■ Problem to work on: Make an exact copy of all the entries, with the pictures left out.

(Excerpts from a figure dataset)
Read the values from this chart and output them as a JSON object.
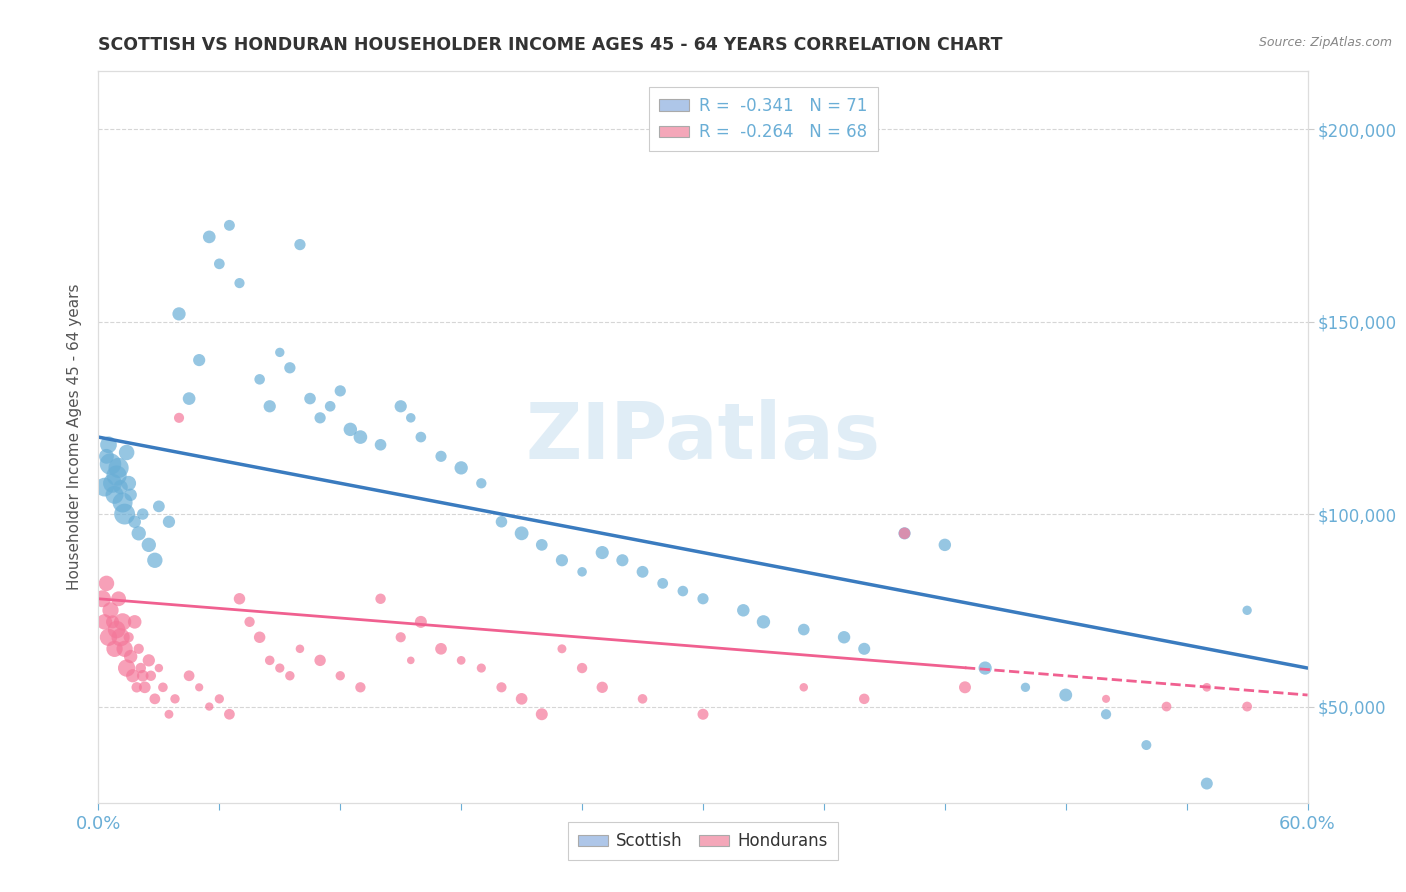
{
  "title": "SCOTTISH VS HONDURAN HOUSEHOLDER INCOME AGES 45 - 64 YEARS CORRELATION CHART",
  "source_text": "Source: ZipAtlas.com",
  "ylabel": "Householder Income Ages 45 - 64 years",
  "xlim": [
    0.0,
    60.0
  ],
  "ylim": [
    25000,
    215000
  ],
  "yticks": [
    50000,
    100000,
    150000,
    200000
  ],
  "ytick_labels": [
    "$50,000",
    "$100,000",
    "$150,000",
    "$200,000"
  ],
  "legend_entries": [
    {
      "label": "R =  -0.341   N = 71",
      "color": "#aec6e8"
    },
    {
      "label": "R =  -0.264   N = 68",
      "color": "#f4a7b9"
    }
  ],
  "bottom_legend": [
    {
      "label": "Scottish",
      "color": "#aec6e8"
    },
    {
      "label": "Hondurans",
      "color": "#f4a7b9"
    }
  ],
  "watermark": "ZIPatlas",
  "scottish_color": "#6aaed6",
  "honduran_color": "#f4789a",
  "scottish_line_color": "#3a7bbf",
  "honduran_line_color": "#f06090",
  "scottish_scatter": [
    [
      0.3,
      107000
    ],
    [
      0.4,
      115000
    ],
    [
      0.5,
      118000
    ],
    [
      0.6,
      113000
    ],
    [
      0.7,
      108000
    ],
    [
      0.8,
      105000
    ],
    [
      0.9,
      110000
    ],
    [
      1.0,
      112000
    ],
    [
      1.1,
      107000
    ],
    [
      1.2,
      103000
    ],
    [
      1.3,
      100000
    ],
    [
      1.4,
      116000
    ],
    [
      1.5,
      108000
    ],
    [
      1.6,
      105000
    ],
    [
      1.8,
      98000
    ],
    [
      2.0,
      95000
    ],
    [
      2.2,
      100000
    ],
    [
      2.5,
      92000
    ],
    [
      2.8,
      88000
    ],
    [
      3.0,
      102000
    ],
    [
      3.5,
      98000
    ],
    [
      4.0,
      152000
    ],
    [
      4.5,
      130000
    ],
    [
      5.0,
      140000
    ],
    [
      5.5,
      172000
    ],
    [
      6.0,
      165000
    ],
    [
      6.5,
      175000
    ],
    [
      7.0,
      160000
    ],
    [
      8.0,
      135000
    ],
    [
      8.5,
      128000
    ],
    [
      9.0,
      142000
    ],
    [
      9.5,
      138000
    ],
    [
      10.0,
      170000
    ],
    [
      10.5,
      130000
    ],
    [
      11.0,
      125000
    ],
    [
      11.5,
      128000
    ],
    [
      12.0,
      132000
    ],
    [
      12.5,
      122000
    ],
    [
      13.0,
      120000
    ],
    [
      14.0,
      118000
    ],
    [
      15.0,
      128000
    ],
    [
      15.5,
      125000
    ],
    [
      16.0,
      120000
    ],
    [
      17.0,
      115000
    ],
    [
      18.0,
      112000
    ],
    [
      19.0,
      108000
    ],
    [
      20.0,
      98000
    ],
    [
      21.0,
      95000
    ],
    [
      22.0,
      92000
    ],
    [
      23.0,
      88000
    ],
    [
      24.0,
      85000
    ],
    [
      25.0,
      90000
    ],
    [
      26.0,
      88000
    ],
    [
      27.0,
      85000
    ],
    [
      28.0,
      82000
    ],
    [
      29.0,
      80000
    ],
    [
      30.0,
      78000
    ],
    [
      32.0,
      75000
    ],
    [
      33.0,
      72000
    ],
    [
      35.0,
      70000
    ],
    [
      37.0,
      68000
    ],
    [
      38.0,
      65000
    ],
    [
      40.0,
      95000
    ],
    [
      42.0,
      92000
    ],
    [
      44.0,
      60000
    ],
    [
      46.0,
      55000
    ],
    [
      48.0,
      53000
    ],
    [
      50.0,
      48000
    ],
    [
      52.0,
      40000
    ],
    [
      55.0,
      30000
    ],
    [
      57.0,
      75000
    ]
  ],
  "honduran_scatter": [
    [
      0.2,
      78000
    ],
    [
      0.3,
      72000
    ],
    [
      0.4,
      82000
    ],
    [
      0.5,
      68000
    ],
    [
      0.6,
      75000
    ],
    [
      0.7,
      72000
    ],
    [
      0.8,
      65000
    ],
    [
      0.9,
      70000
    ],
    [
      1.0,
      78000
    ],
    [
      1.1,
      68000
    ],
    [
      1.2,
      72000
    ],
    [
      1.3,
      65000
    ],
    [
      1.4,
      60000
    ],
    [
      1.5,
      68000
    ],
    [
      1.6,
      63000
    ],
    [
      1.7,
      58000
    ],
    [
      1.8,
      72000
    ],
    [
      1.9,
      55000
    ],
    [
      2.0,
      65000
    ],
    [
      2.1,
      60000
    ],
    [
      2.2,
      58000
    ],
    [
      2.3,
      55000
    ],
    [
      2.5,
      62000
    ],
    [
      2.6,
      58000
    ],
    [
      2.8,
      52000
    ],
    [
      3.0,
      60000
    ],
    [
      3.2,
      55000
    ],
    [
      3.5,
      48000
    ],
    [
      3.8,
      52000
    ],
    [
      4.0,
      125000
    ],
    [
      4.5,
      58000
    ],
    [
      5.0,
      55000
    ],
    [
      5.5,
      50000
    ],
    [
      6.0,
      52000
    ],
    [
      6.5,
      48000
    ],
    [
      7.0,
      78000
    ],
    [
      7.5,
      72000
    ],
    [
      8.0,
      68000
    ],
    [
      8.5,
      62000
    ],
    [
      9.0,
      60000
    ],
    [
      9.5,
      58000
    ],
    [
      10.0,
      65000
    ],
    [
      11.0,
      62000
    ],
    [
      12.0,
      58000
    ],
    [
      13.0,
      55000
    ],
    [
      14.0,
      78000
    ],
    [
      15.0,
      68000
    ],
    [
      15.5,
      62000
    ],
    [
      16.0,
      72000
    ],
    [
      17.0,
      65000
    ],
    [
      18.0,
      62000
    ],
    [
      19.0,
      60000
    ],
    [
      20.0,
      55000
    ],
    [
      21.0,
      52000
    ],
    [
      22.0,
      48000
    ],
    [
      23.0,
      65000
    ],
    [
      24.0,
      60000
    ],
    [
      25.0,
      55000
    ],
    [
      27.0,
      52000
    ],
    [
      30.0,
      48000
    ],
    [
      35.0,
      55000
    ],
    [
      38.0,
      52000
    ],
    [
      40.0,
      95000
    ],
    [
      43.0,
      55000
    ],
    [
      50.0,
      52000
    ],
    [
      53.0,
      50000
    ],
    [
      55.0,
      55000
    ],
    [
      57.0,
      50000
    ]
  ],
  "grid_color": "#cccccc",
  "background_color": "#ffffff",
  "title_color": "#333333",
  "axis_color": "#6aaed6",
  "tick_color": "#6aaed6"
}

■ Response to this exercise:
Read the values from this chart and output them as a JSON object.
{
  "title": "SCOTTISH VS HONDURAN HOUSEHOLDER INCOME AGES 45 - 64 YEARS CORRELATION CHART",
  "source_text": "Source: ZipAtlas.com",
  "ylabel": "Householder Income Ages 45 - 64 years",
  "xlim": [
    0.0,
    60.0
  ],
  "ylim": [
    25000,
    215000
  ],
  "yticks": [
    50000,
    100000,
    150000,
    200000
  ],
  "ytick_labels": [
    "$50,000",
    "$100,000",
    "$150,000",
    "$200,000"
  ],
  "legend_entries": [
    {
      "label": "R =  -0.341   N = 71",
      "color": "#aec6e8"
    },
    {
      "label": "R =  -0.264   N = 68",
      "color": "#f4a7b9"
    }
  ],
  "bottom_legend": [
    {
      "label": "Scottish",
      "color": "#aec6e8"
    },
    {
      "label": "Hondurans",
      "color": "#f4a7b9"
    }
  ],
  "watermark": "ZIPatlas",
  "scottish_color": "#6aaed6",
  "honduran_color": "#f4789a",
  "scottish_line_color": "#3a7bbf",
  "honduran_line_color": "#f06090",
  "scottish_scatter": [
    [
      0.3,
      107000
    ],
    [
      0.4,
      115000
    ],
    [
      0.5,
      118000
    ],
    [
      0.6,
      113000
    ],
    [
      0.7,
      108000
    ],
    [
      0.8,
      105000
    ],
    [
      0.9,
      110000
    ],
    [
      1.0,
      112000
    ],
    [
      1.1,
      107000
    ],
    [
      1.2,
      103000
    ],
    [
      1.3,
      100000
    ],
    [
      1.4,
      116000
    ],
    [
      1.5,
      108000
    ],
    [
      1.6,
      105000
    ],
    [
      1.8,
      98000
    ],
    [
      2.0,
      95000
    ],
    [
      2.2,
      100000
    ],
    [
      2.5,
      92000
    ],
    [
      2.8,
      88000
    ],
    [
      3.0,
      102000
    ],
    [
      3.5,
      98000
    ],
    [
      4.0,
      152000
    ],
    [
      4.5,
      130000
    ],
    [
      5.0,
      140000
    ],
    [
      5.5,
      172000
    ],
    [
      6.0,
      165000
    ],
    [
      6.5,
      175000
    ],
    [
      7.0,
      160000
    ],
    [
      8.0,
      135000
    ],
    [
      8.5,
      128000
    ],
    [
      9.0,
      142000
    ],
    [
      9.5,
      138000
    ],
    [
      10.0,
      170000
    ],
    [
      10.5,
      130000
    ],
    [
      11.0,
      125000
    ],
    [
      11.5,
      128000
    ],
    [
      12.0,
      132000
    ],
    [
      12.5,
      122000
    ],
    [
      13.0,
      120000
    ],
    [
      14.0,
      118000
    ],
    [
      15.0,
      128000
    ],
    [
      15.5,
      125000
    ],
    [
      16.0,
      120000
    ],
    [
      17.0,
      115000
    ],
    [
      18.0,
      112000
    ],
    [
      19.0,
      108000
    ],
    [
      20.0,
      98000
    ],
    [
      21.0,
      95000
    ],
    [
      22.0,
      92000
    ],
    [
      23.0,
      88000
    ],
    [
      24.0,
      85000
    ],
    [
      25.0,
      90000
    ],
    [
      26.0,
      88000
    ],
    [
      27.0,
      85000
    ],
    [
      28.0,
      82000
    ],
    [
      29.0,
      80000
    ],
    [
      30.0,
      78000
    ],
    [
      32.0,
      75000
    ],
    [
      33.0,
      72000
    ],
    [
      35.0,
      70000
    ],
    [
      37.0,
      68000
    ],
    [
      38.0,
      65000
    ],
    [
      40.0,
      95000
    ],
    [
      42.0,
      92000
    ],
    [
      44.0,
      60000
    ],
    [
      46.0,
      55000
    ],
    [
      48.0,
      53000
    ],
    [
      50.0,
      48000
    ],
    [
      52.0,
      40000
    ],
    [
      55.0,
      30000
    ],
    [
      57.0,
      75000
    ]
  ],
  "honduran_scatter": [
    [
      0.2,
      78000
    ],
    [
      0.3,
      72000
    ],
    [
      0.4,
      82000
    ],
    [
      0.5,
      68000
    ],
    [
      0.6,
      75000
    ],
    [
      0.7,
      72000
    ],
    [
      0.8,
      65000
    ],
    [
      0.9,
      70000
    ],
    [
      1.0,
      78000
    ],
    [
      1.1,
      68000
    ],
    [
      1.2,
      72000
    ],
    [
      1.3,
      65000
    ],
    [
      1.4,
      60000
    ],
    [
      1.5,
      68000
    ],
    [
      1.6,
      63000
    ],
    [
      1.7,
      58000
    ],
    [
      1.8,
      72000
    ],
    [
      1.9,
      55000
    ],
    [
      2.0,
      65000
    ],
    [
      2.1,
      60000
    ],
    [
      2.2,
      58000
    ],
    [
      2.3,
      55000
    ],
    [
      2.5,
      62000
    ],
    [
      2.6,
      58000
    ],
    [
      2.8,
      52000
    ],
    [
      3.0,
      60000
    ],
    [
      3.2,
      55000
    ],
    [
      3.5,
      48000
    ],
    [
      3.8,
      52000
    ],
    [
      4.0,
      125000
    ],
    [
      4.5,
      58000
    ],
    [
      5.0,
      55000
    ],
    [
      5.5,
      50000
    ],
    [
      6.0,
      52000
    ],
    [
      6.5,
      48000
    ],
    [
      7.0,
      78000
    ],
    [
      7.5,
      72000
    ],
    [
      8.0,
      68000
    ],
    [
      8.5,
      62000
    ],
    [
      9.0,
      60000
    ],
    [
      9.5,
      58000
    ],
    [
      10.0,
      65000
    ],
    [
      11.0,
      62000
    ],
    [
      12.0,
      58000
    ],
    [
      13.0,
      55000
    ],
    [
      14.0,
      78000
    ],
    [
      15.0,
      68000
    ],
    [
      15.5,
      62000
    ],
    [
      16.0,
      72000
    ],
    [
      17.0,
      65000
    ],
    [
      18.0,
      62000
    ],
    [
      19.0,
      60000
    ],
    [
      20.0,
      55000
    ],
    [
      21.0,
      52000
    ],
    [
      22.0,
      48000
    ],
    [
      23.0,
      65000
    ],
    [
      24.0,
      60000
    ],
    [
      25.0,
      55000
    ],
    [
      27.0,
      52000
    ],
    [
      30.0,
      48000
    ],
    [
      35.0,
      55000
    ],
    [
      38.0,
      52000
    ],
    [
      40.0,
      95000
    ],
    [
      43.0,
      55000
    ],
    [
      50.0,
      52000
    ],
    [
      53.0,
      50000
    ],
    [
      55.0,
      55000
    ],
    [
      57.0,
      50000
    ]
  ],
  "grid_color": "#cccccc",
  "background_color": "#ffffff",
  "title_color": "#333333",
  "axis_color": "#6aaed6",
  "tick_color": "#6aaed6"
}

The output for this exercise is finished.